WHAT TO DO
Set down the material once more, exactly as it appears.

Extracts from a graphics dataset

────────────────────────────────────────

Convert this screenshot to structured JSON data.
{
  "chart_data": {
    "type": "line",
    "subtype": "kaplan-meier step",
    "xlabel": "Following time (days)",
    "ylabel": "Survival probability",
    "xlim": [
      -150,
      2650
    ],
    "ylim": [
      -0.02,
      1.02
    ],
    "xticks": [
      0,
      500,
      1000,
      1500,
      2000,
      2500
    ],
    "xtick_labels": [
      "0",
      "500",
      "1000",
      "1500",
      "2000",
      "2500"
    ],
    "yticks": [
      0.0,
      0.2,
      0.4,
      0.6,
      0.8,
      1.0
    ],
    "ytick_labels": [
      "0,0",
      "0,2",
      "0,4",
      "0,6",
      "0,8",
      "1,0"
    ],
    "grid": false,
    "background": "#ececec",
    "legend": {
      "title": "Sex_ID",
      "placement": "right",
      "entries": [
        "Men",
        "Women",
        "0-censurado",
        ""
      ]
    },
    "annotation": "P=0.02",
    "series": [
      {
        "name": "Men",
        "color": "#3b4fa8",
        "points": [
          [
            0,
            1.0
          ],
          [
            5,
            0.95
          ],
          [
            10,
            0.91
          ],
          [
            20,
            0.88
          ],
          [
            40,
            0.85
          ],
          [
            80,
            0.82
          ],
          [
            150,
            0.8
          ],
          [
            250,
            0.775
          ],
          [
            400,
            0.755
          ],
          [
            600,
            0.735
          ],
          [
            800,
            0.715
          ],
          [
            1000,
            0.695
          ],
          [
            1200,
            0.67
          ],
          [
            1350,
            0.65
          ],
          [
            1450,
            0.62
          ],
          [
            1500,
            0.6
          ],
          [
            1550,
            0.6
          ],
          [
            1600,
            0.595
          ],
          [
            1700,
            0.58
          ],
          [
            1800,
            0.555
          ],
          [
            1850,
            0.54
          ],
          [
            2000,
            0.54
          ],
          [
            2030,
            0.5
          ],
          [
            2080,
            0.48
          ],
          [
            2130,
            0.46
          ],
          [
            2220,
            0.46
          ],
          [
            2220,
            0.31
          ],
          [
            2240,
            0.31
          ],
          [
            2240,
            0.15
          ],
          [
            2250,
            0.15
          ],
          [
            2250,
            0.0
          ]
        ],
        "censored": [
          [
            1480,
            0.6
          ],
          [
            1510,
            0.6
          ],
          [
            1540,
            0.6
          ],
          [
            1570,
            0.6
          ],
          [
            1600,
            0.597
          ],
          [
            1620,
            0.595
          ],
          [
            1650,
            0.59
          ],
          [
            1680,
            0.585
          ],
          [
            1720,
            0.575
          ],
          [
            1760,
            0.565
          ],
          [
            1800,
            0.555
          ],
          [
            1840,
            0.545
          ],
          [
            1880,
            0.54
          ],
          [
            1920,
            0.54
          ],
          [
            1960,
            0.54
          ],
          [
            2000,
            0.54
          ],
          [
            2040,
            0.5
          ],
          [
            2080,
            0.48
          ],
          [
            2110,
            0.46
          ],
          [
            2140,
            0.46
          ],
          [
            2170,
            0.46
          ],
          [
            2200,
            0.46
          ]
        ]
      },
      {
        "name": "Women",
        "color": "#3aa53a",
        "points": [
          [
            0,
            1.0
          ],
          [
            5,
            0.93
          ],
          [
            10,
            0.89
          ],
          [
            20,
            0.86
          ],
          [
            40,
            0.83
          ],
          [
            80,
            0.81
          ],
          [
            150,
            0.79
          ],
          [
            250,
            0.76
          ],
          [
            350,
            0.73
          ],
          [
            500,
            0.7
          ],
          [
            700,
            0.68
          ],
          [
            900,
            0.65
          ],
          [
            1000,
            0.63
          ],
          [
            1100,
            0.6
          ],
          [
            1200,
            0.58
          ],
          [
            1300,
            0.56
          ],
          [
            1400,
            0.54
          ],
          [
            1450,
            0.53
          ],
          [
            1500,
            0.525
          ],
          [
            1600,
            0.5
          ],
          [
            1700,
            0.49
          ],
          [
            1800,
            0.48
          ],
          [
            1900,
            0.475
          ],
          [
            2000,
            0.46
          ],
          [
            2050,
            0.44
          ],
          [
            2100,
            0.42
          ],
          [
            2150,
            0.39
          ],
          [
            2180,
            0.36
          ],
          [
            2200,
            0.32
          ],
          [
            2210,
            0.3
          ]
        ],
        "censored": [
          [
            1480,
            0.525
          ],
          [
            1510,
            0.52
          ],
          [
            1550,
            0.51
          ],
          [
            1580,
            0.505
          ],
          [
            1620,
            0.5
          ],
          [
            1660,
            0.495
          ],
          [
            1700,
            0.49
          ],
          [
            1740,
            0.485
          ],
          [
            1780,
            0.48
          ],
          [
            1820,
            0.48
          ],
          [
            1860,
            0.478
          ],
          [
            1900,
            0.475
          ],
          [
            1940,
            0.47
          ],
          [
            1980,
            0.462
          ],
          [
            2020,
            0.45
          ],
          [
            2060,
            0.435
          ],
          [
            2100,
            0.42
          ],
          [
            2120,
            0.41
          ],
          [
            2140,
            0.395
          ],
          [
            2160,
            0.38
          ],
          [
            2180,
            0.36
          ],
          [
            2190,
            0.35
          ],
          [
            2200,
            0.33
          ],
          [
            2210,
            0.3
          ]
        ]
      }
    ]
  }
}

────────────────────────────────────────

TASK SOLUTION
Convert this screenshot to structured JSON data.
{
  "chart_data": {
    "type": "line",
    "subtype": "kaplan-meier step",
    "xlabel": "Following time (days)",
    "ylabel": "Survival probability",
    "xlim": [
      -150,
      2650
    ],
    "ylim": [
      -0.02,
      1.02
    ],
    "xticks": [
      0,
      500,
      1000,
      1500,
      2000,
      2500
    ],
    "xtick_labels": [
      "0",
      "500",
      "1000",
      "1500",
      "2000",
      "2500"
    ],
    "yticks": [
      0.0,
      0.2,
      0.4,
      0.6,
      0.8,
      1.0
    ],
    "ytick_labels": [
      "0,0",
      "0,2",
      "0,4",
      "0,6",
      "0,8",
      "1,0"
    ],
    "grid": false,
    "background": "#ececec",
    "legend": {
      "title": "Sex_ID",
      "placement": "right",
      "entries": [
        "Men",
        "Women",
        "0-censurado",
        ""
      ]
    },
    "annotation": "P=0.02",
    "series": [
      {
        "name": "Men",
        "color": "#3b4fa8",
        "points": [
          [
            0,
            1.0
          ],
          [
            5,
            0.95
          ],
          [
            10,
            0.91
          ],
          [
            20,
            0.88
          ],
          [
            40,
            0.85
          ],
          [
            80,
            0.82
          ],
          [
            150,
            0.8
          ],
          [
            250,
            0.775
          ],
          [
            400,
            0.755
          ],
          [
            600,
            0.735
          ],
          [
            800,
            0.715
          ],
          [
            1000,
            0.695
          ],
          [
            1200,
            0.67
          ],
          [
            1350,
            0.65
          ],
          [
            1450,
            0.62
          ],
          [
            1500,
            0.6
          ],
          [
            1550,
            0.6
          ],
          [
            1600,
            0.595
          ],
          [
            1700,
            0.58
          ],
          [
            1800,
            0.555
          ],
          [
            1850,
            0.54
          ],
          [
            2000,
            0.54
          ],
          [
            2030,
            0.5
          ],
          [
            2080,
            0.48
          ],
          [
            2130,
            0.46
          ],
          [
            2220,
            0.46
          ],
          [
            2220,
            0.31
          ],
          [
            2240,
            0.31
          ],
          [
            2240,
            0.15
          ],
          [
            2250,
            0.15
          ],
          [
            2250,
            0.0
          ]
        ],
        "censored": [
          [
            1480,
            0.6
          ],
          [
            1510,
            0.6
          ],
          [
            1540,
            0.6
          ],
          [
            1570,
            0.6
          ],
          [
            1600,
            0.597
          ],
          [
            1620,
            0.595
          ],
          [
            1650,
            0.59
          ],
          [
            1680,
            0.585
          ],
          [
            1720,
            0.575
          ],
          [
            1760,
            0.565
          ],
          [
            1800,
            0.555
          ],
          [
            1840,
            0.545
          ],
          [
            1880,
            0.54
          ],
          [
            1920,
            0.54
          ],
          [
            1960,
            0.54
          ],
          [
            2000,
            0.54
          ],
          [
            2040,
            0.5
          ],
          [
            2080,
            0.48
          ],
          [
            2110,
            0.46
          ],
          [
            2140,
            0.46
          ],
          [
            2170,
            0.46
          ],
          [
            2200,
            0.46
          ]
        ]
      },
      {
        "name": "Women",
        "color": "#3aa53a",
        "points": [
          [
            0,
            1.0
          ],
          [
            5,
            0.93
          ],
          [
            10,
            0.89
          ],
          [
            20,
            0.86
          ],
          [
            40,
            0.83
          ],
          [
            80,
            0.81
          ],
          [
            150,
            0.79
          ],
          [
            250,
            0.76
          ],
          [
            350,
            0.73
          ],
          [
            500,
            0.7
          ],
          [
            700,
            0.68
          ],
          [
            900,
            0.65
          ],
          [
            1000,
            0.63
          ],
          [
            1100,
            0.6
          ],
          [
            1200,
            0.58
          ],
          [
            1300,
            0.56
          ],
          [
            1400,
            0.54
          ],
          [
            1450,
            0.53
          ],
          [
            1500,
            0.525
          ],
          [
            1600,
            0.5
          ],
          [
            1700,
            0.49
          ],
          [
            1800,
            0.48
          ],
          [
            1900,
            0.475
          ],
          [
            2000,
            0.46
          ],
          [
            2050,
            0.44
          ],
          [
            2100,
            0.42
          ],
          [
            2150,
            0.39
          ],
          [
            2180,
            0.36
          ],
          [
            2200,
            0.32
          ],
          [
            2210,
            0.3
          ]
        ],
        "censored": [
          [
            1480,
            0.525
          ],
          [
            1510,
            0.52
          ],
          [
            1550,
            0.51
          ],
          [
            1580,
            0.505
          ],
          [
            1620,
            0.5
          ],
          [
            1660,
            0.495
          ],
          [
            1700,
            0.49
          ],
          [
            1740,
            0.485
          ],
          [
            1780,
            0.48
          ],
          [
            1820,
            0.48
          ],
          [
            1860,
            0.478
          ],
          [
            1900,
            0.475
          ],
          [
            1940,
            0.47
          ],
          [
            1980,
            0.462
          ],
          [
            2020,
            0.45
          ],
          [
            2060,
            0.435
          ],
          [
            2100,
            0.42
          ],
          [
            2120,
            0.41
          ],
          [
            2140,
            0.395
          ],
          [
            2160,
            0.38
          ],
          [
            2180,
            0.36
          ],
          [
            2190,
            0.35
          ],
          [
            2200,
            0.33
          ],
          [
            2210,
            0.3
          ]
        ]
      }
    ]
  }
}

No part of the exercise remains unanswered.